Dataset listings of figures

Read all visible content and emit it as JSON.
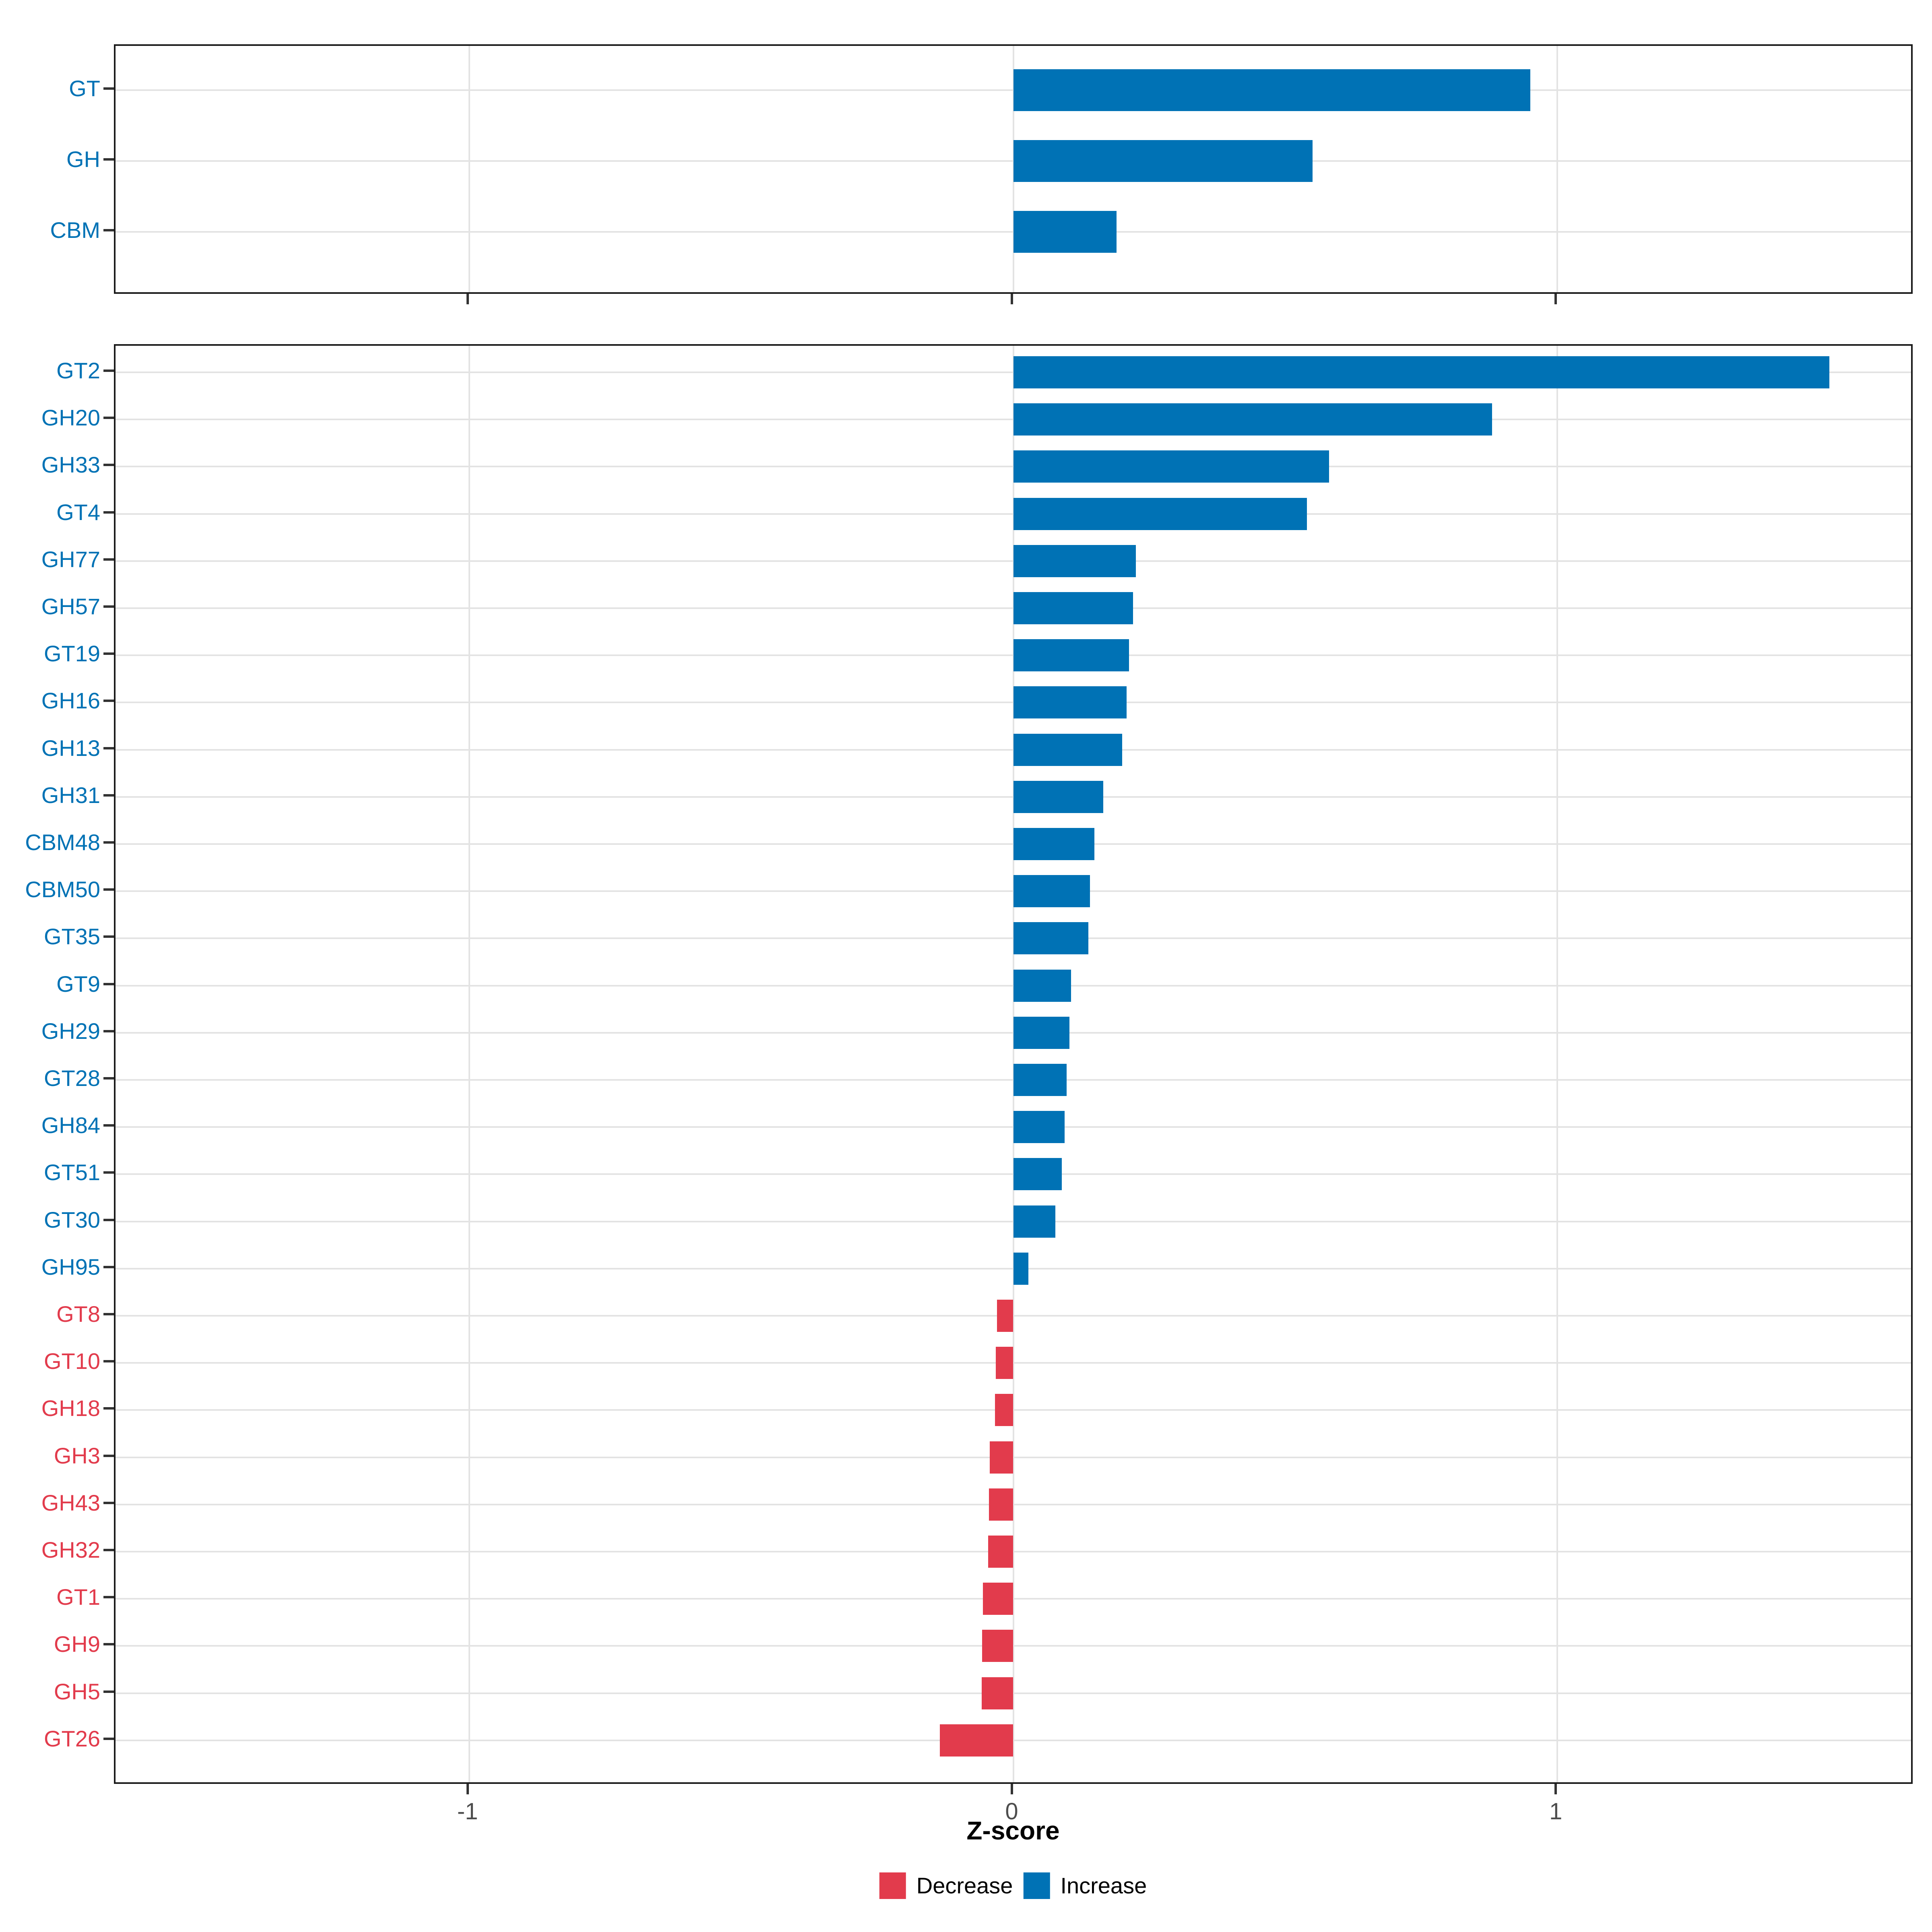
{
  "colors": {
    "increase": "#0072B5",
    "decrease": "#E23B4C",
    "gridline": "#E3E3E3",
    "panel_border": "#1A1A1A",
    "axis_tick": "#333333",
    "x_tick_label": "#4D4D4D",
    "background": "#FFFFFF"
  },
  "x_axis": {
    "label": "Z-score",
    "ticks": [
      "-1",
      "0",
      "1"
    ],
    "tick_values": [
      -1,
      0,
      1
    ],
    "xlim": [
      -1.65,
      1.65
    ]
  },
  "legend": {
    "position": "bottom",
    "items": [
      {
        "label": "Decrease",
        "color_key": "decrease"
      },
      {
        "label": "Increase",
        "color_key": "increase"
      }
    ]
  },
  "chart_data": [
    {
      "type": "bar",
      "orientation": "horizontal",
      "panel": "cazyme-classes",
      "title": "",
      "xlabel": "Z-score",
      "ylabel": "",
      "xlim": [
        -1.65,
        1.65
      ],
      "grid": true,
      "legend_position": "bottom",
      "categories": [
        "GT",
        "GH",
        "CBM"
      ],
      "values": [
        0.95,
        0.55,
        0.19
      ],
      "directions": [
        "Increase",
        "Increase",
        "Increase"
      ]
    },
    {
      "type": "bar",
      "orientation": "horizontal",
      "panel": "cazyme-families",
      "title": "",
      "xlabel": "Z-score",
      "ylabel": "",
      "xlim": [
        -1.65,
        1.65
      ],
      "grid": true,
      "legend_position": "bottom",
      "categories": [
        "GT2",
        "GH20",
        "GH33",
        "GT4",
        "GH77",
        "GH57",
        "GT19",
        "GH16",
        "GH13",
        "GH31",
        "CBM48",
        "CBM50",
        "GT35",
        "GT9",
        "GH29",
        "GT28",
        "GH84",
        "GT51",
        "GT30",
        "GH95",
        "GT8",
        "GT10",
        "GH18",
        "GH3",
        "GH43",
        "GH32",
        "GT1",
        "GH9",
        "GH5",
        "GT26"
      ],
      "values": [
        1.5,
        0.88,
        0.58,
        0.54,
        0.225,
        0.22,
        0.213,
        0.208,
        0.2,
        0.165,
        0.149,
        0.141,
        0.138,
        0.106,
        0.103,
        0.098,
        0.094,
        0.089,
        0.077,
        0.028,
        -0.03,
        -0.032,
        -0.034,
        -0.043,
        -0.045,
        -0.046,
        -0.056,
        -0.057,
        -0.058,
        -0.135
      ],
      "directions": [
        "Increase",
        "Increase",
        "Increase",
        "Increase",
        "Increase",
        "Increase",
        "Increase",
        "Increase",
        "Increase",
        "Increase",
        "Increase",
        "Increase",
        "Increase",
        "Increase",
        "Increase",
        "Increase",
        "Increase",
        "Increase",
        "Increase",
        "Increase",
        "Decrease",
        "Decrease",
        "Decrease",
        "Decrease",
        "Decrease",
        "Decrease",
        "Decrease",
        "Decrease",
        "Decrease",
        "Decrease"
      ]
    }
  ]
}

WHAT IS ASKED
Quote all the lines above exactly as given. Do not include the pictures.

RESULT OF THIS EXERCISE
Read all visible content and emit it as JSON.
{
  "colors": {
    "increase": "#0072B5",
    "decrease": "#E23B4C",
    "gridline": "#E3E3E3",
    "panel_border": "#1A1A1A",
    "axis_tick": "#333333",
    "x_tick_label": "#4D4D4D",
    "background": "#FFFFFF"
  },
  "x_axis": {
    "label": "Z-score",
    "ticks": [
      "-1",
      "0",
      "1"
    ],
    "tick_values": [
      -1,
      0,
      1
    ],
    "xlim": [
      -1.65,
      1.65
    ]
  },
  "legend": {
    "position": "bottom",
    "items": [
      {
        "label": "Decrease",
        "color_key": "decrease"
      },
      {
        "label": "Increase",
        "color_key": "increase"
      }
    ]
  },
  "chart_data": [
    {
      "type": "bar",
      "orientation": "horizontal",
      "panel": "cazyme-classes",
      "title": "",
      "xlabel": "Z-score",
      "ylabel": "",
      "xlim": [
        -1.65,
        1.65
      ],
      "grid": true,
      "legend_position": "bottom",
      "categories": [
        "GT",
        "GH",
        "CBM"
      ],
      "values": [
        0.95,
        0.55,
        0.19
      ],
      "directions": [
        "Increase",
        "Increase",
        "Increase"
      ]
    },
    {
      "type": "bar",
      "orientation": "horizontal",
      "panel": "cazyme-families",
      "title": "",
      "xlabel": "Z-score",
      "ylabel": "",
      "xlim": [
        -1.65,
        1.65
      ],
      "grid": true,
      "legend_position": "bottom",
      "categories": [
        "GT2",
        "GH20",
        "GH33",
        "GT4",
        "GH77",
        "GH57",
        "GT19",
        "GH16",
        "GH13",
        "GH31",
        "CBM48",
        "CBM50",
        "GT35",
        "GT9",
        "GH29",
        "GT28",
        "GH84",
        "GT51",
        "GT30",
        "GH95",
        "GT8",
        "GT10",
        "GH18",
        "GH3",
        "GH43",
        "GH32",
        "GT1",
        "GH9",
        "GH5",
        "GT26"
      ],
      "values": [
        1.5,
        0.88,
        0.58,
        0.54,
        0.225,
        0.22,
        0.213,
        0.208,
        0.2,
        0.165,
        0.149,
        0.141,
        0.138,
        0.106,
        0.103,
        0.098,
        0.094,
        0.089,
        0.077,
        0.028,
        -0.03,
        -0.032,
        -0.034,
        -0.043,
        -0.045,
        -0.046,
        -0.056,
        -0.057,
        -0.058,
        -0.135
      ],
      "directions": [
        "Increase",
        "Increase",
        "Increase",
        "Increase",
        "Increase",
        "Increase",
        "Increase",
        "Increase",
        "Increase",
        "Increase",
        "Increase",
        "Increase",
        "Increase",
        "Increase",
        "Increase",
        "Increase",
        "Increase",
        "Increase",
        "Increase",
        "Increase",
        "Decrease",
        "Decrease",
        "Decrease",
        "Decrease",
        "Decrease",
        "Decrease",
        "Decrease",
        "Decrease",
        "Decrease",
        "Decrease"
      ]
    }
  ]
}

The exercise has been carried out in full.